* [AIM OF THE TASK]
Extract every line where the string "details" appears.

* [EXCERPTED RECORDS]
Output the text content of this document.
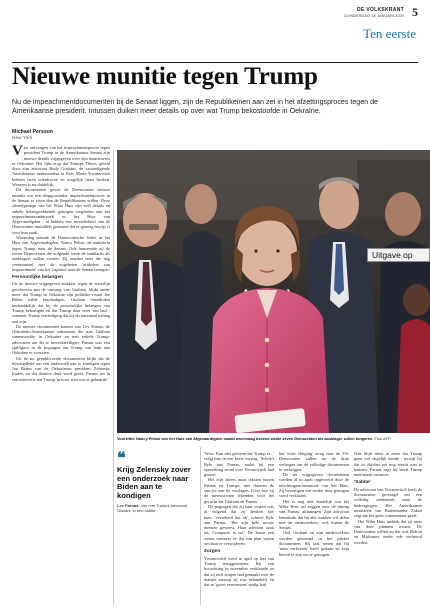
DE VOLKSKRANT
DONDERDAG 16 JANUARI 2020 5
Ten eerste
Nieuwe munitie tegen Trump

Nu de impeachmentdocumenten bij de Senaat liggen, zijn de Republikeinen aan zet in het afzettingsproces tegen de Amerikaanse president. Intussen duiken meer details op over wat Trump bekostoofde in Oekraïne.

Michael Persson
New York

Vier ontvangen van het impeachmentproces tegen president Trump in de Amerikaanse Senaat zijn nieuwe details vrijgegeven over zijn manoeuvres in Oekraïne. Het fijht erop dat Trumps Thiers, geleid door zijn advocaat Rudy Giuliani, de zwaardigende Amerikaanse ambassadeur in Kiev Marie Yovanovitch hebben laten schaduwen en mogelijk laten hacken. Waarom is nu duidelijk.

De documenten geven de Democraten nieuwe munitie om een diepgravender impeachmentproces in de Senaat te eisen dan de Republikeinen willen. Deze sleutelgetuige van het Witte Huis zijn veel details en enkele belangwekkende getuigen toegelaten aan het impeachmentonderzoek in het Huis van Afgevaardigden - al hebben een meerderheid van de Democraten inmiddels gesteund dat er genoeg bewijs is voor hun zaak.

Woensdag stemde de Democratische leider in het Huis van Afgevaardigden, Nancy Pelosi, de aanklacht tegen Trump naar de Senaat. Ook benoemde zij de zeven Democraten die volgende week de aanklacht als aanklagers zullen voeren. Zij zouden later die dag ceremonieel met de zogeheten 'artikelen van impeachment' van het Capitool naar de Senaat brengen.

Persoonlijke belangen

Uit de nieuwe vrijgegeven stukken, tegen de waterlijn geschreven aan de omvang van Giuliani, blijkt onder meer dat Trump in Oekraïne zijn politieke rivaal Joe Biden wilde beschadigen. Giuliani benadrukte herhaaldelijk dat hij de persoonlijke belangen van Trump behartigde en dat Trump daar weet van had - wanneer Trump verdediging dat hij als nationaal belang zou zijn.

De nieuwe documenten komen van Lev Parnas, de Oekraïens-Amerikaanse zakenman die met Giuliani samenwerkte in Oekraïne en met enkele Trump-advocaten om dit te bewerkstelligen. Parnas was een spilfiguur in de pogingen om Trump van hulp aan Oekraïne te voorzien.

Uit de nu gepubliceerde documenten blijkt dat de bevoegdheid om een onderzoek aan te kondigen tegen Joe Biden van de Oekraïense president Zelensky kwam, en dat daartoe druk werd gezet. Parnas zei in een interview dat Trump 'precies wist wat er gebeurde'.

Uitgave op
Voorzitter Nancy Pelosi van het Huis van Afgevaardigden maakt woensdag bekend welke zeven Democraten als aanklager zullen fungeren. Foto AFP
❝
Krijg Zelensky zover een onderzoek naar Biden aan te kondigen
Lev Parnas, hier met Trumps advocaat Giuliani, in een notitie

'Wow. Kan niet geloven dat Trump er...' volgt hier in een korte verslag. 'Schrijft Ryle aan Parnas, nadat bij een opmerking stond over Yovanovitch had gezien.

Het zijn alleen maar teksten tussen Parnas en Trumps, niet daarom de sms'jes van de verslagen. Over hoe zij de nieuwsfeiten tekenden voor het gerucht dat Giuliani en Parnas.

De pogingen dat zij haar wisten was al volgend dat zij denken hoe men...'verzekerd het ok', schreef Ryle aan Parnas. 'Het zijn hele mooie mensen geweest. Haar telefoon staat uit. Computer is uit.' De latere een weten wanneer ze dat van plan waren om haar te verwijderen.

Zorgen

Yovanovitch werd in april op last van Trump teruggeroepen. Bij een hoorzitting in november verklaarde ze dat zij zich zorgen had gemaakt over de manier waarop zij was behandeld, en dat ze 'groot vertrouwen' nodig had.

het 'erste vlieging' terug naar de VS. Democraten zullen nu de druk verhogen om de volledige documenten te verkrijgen.

De nu vrijgegeven documenten worden al in april opgevoerd door de inlichtingencommissie van het Huis. Zij bevestigen wat eerder door getuigen werd verklaard.

Het is nog niet duidelijk wat het Witte Huis zal zeggen over de timing van Parnas' uitlatingen. Zijn advocaat benadrukt dat hij alle stukken wil delen met de onderzoekers, ook buiten de Senaat.

Ook Giuliani en zijn medewerkers worden genoemd in het pakket documenten. Hij laat weten dat hij 'niets verkeerds' heeft gedaan en zegt bereid te zijn om te getuigen.

Ook blijft niets in meer dat Trump geen wel degelijk kende - terwijl hij dat in oktober zei nog steeds niet te kennen. Parnas zegt hij heeft Trump meermaals ontmoet.

'Sabbe'

De advocaat van Yovanovitch heeft de documenten gevraagd om een volledig onderzoek naar de bedreigingen. Het Amerikaanse ministerie van Buitenlandse Zaken zegt dat het geen commentaar geeft.

Het Witte Huis meldde dat zij niets van deze plannen wisten. De Democraten willen nu dat ook Bolton en Mulvaney onder ede verhoord worden.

* [EXPECTED ANSWER]
Nu de impeachmentdocumenten bij de Senaat liggen, zijn de Republikeinen aan zet in het afzettingsproces tegen de Amerikaanse president. Intussen duiken meer details op over wat Trump bekostoofde in Oekraïne.
Vier ontvangen van het impeachmentproces tegen president Trump in de Amerikaanse Senaat zijn nieuwe details vrijgegeven over zijn manoeuvres in Oekraïne. Het fijht erop dat Trumps Thiers, geleid door zijn advocaat Rudy Giuliani, de zwaardigende Amerikaanse ambassadeur in Kiev Marie Yovanovitch hebben laten schaduwen en mogelijk laten hacken. Waarom is nu duidelijk.
De documenten geven de Democraten nieuwe munitie om een diepgravender impeachmentproces in de Senaat te eisen dan de Republikeinen willen. Deze sleutelgetuige van het Witte Huis zijn veel details en enkele belangwekkende getuigen toegelaten aan het impeachmentonderzoek in het Huis van Afgevaardigden - al hebben een meerderheid van de Democraten inmiddels gesteund dat er genoeg bewijs is voor hun zaak.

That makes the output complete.